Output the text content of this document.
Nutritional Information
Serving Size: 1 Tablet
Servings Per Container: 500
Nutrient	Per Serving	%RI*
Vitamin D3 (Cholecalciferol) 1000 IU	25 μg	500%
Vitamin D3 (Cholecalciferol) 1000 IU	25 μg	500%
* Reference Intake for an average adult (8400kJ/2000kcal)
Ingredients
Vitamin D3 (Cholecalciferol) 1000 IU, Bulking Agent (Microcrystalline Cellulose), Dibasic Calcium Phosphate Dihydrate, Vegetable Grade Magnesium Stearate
^^^^
* EXERCISE DESCRIPTION *
Set down the entries above again, word for word.

* FINAL RESULT *
Output the text content of this document.
Nutritional Information
Serving Size: 1 Tablet
Servings Per Container: 500
Nutrient	Per Serving	%RI*
Vitamin D3 (Cholecalciferol) 1000 IU	25 μg	500%
Vitamin D3 (Cholecalciferol) 1000 IU	25 μg	500%
* Reference Intake for an average adult (8400kJ/2000kcal)
Ingredients
Vitamin D3 (Cholecalciferol) 1000 IU, Bulking Agent (Microcrystalline Cellulose), Dibasic Calcium Phosphate Dihydrate, Vegetable Grade Magnesium Stearate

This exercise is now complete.